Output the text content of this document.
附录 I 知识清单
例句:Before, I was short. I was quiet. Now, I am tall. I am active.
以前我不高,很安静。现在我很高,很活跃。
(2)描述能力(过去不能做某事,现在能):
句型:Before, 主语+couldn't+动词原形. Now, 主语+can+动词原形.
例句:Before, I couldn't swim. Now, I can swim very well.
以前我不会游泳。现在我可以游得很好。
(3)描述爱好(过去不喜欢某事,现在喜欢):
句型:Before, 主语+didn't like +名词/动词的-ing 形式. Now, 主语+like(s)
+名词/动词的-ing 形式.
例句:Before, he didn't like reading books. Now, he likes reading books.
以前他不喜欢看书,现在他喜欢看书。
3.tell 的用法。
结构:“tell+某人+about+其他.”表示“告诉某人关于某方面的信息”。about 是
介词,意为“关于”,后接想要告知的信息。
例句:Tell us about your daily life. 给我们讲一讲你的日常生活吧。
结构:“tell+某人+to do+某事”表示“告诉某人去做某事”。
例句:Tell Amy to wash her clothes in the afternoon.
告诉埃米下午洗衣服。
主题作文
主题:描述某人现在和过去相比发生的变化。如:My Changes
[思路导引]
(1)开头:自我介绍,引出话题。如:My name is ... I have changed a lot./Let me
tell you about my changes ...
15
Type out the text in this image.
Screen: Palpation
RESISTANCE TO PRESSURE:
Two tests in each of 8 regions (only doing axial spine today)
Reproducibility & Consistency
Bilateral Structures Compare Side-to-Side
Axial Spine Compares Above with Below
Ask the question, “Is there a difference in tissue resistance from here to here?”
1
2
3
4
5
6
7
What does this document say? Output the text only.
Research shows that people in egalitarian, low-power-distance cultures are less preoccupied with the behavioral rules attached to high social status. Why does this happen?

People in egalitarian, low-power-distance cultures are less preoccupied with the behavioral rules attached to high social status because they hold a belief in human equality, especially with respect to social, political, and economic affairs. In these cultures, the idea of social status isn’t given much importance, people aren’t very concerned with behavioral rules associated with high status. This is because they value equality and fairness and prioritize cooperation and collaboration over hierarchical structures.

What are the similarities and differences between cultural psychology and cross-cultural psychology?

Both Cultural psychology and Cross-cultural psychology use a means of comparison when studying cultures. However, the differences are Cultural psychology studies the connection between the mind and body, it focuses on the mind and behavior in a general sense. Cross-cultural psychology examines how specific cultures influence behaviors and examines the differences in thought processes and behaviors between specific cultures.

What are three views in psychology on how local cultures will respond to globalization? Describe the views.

========================

AIM OF THE TASK
In the listing, find each line with the string "didn" and copy it.

WRITTEN RESPONSE
句型:Before, 主语+didn't like +名词/动词的-ing 形式. Now, 主语+like(s)
例句:Before, he didn't like reading books. Now, he likes reading books.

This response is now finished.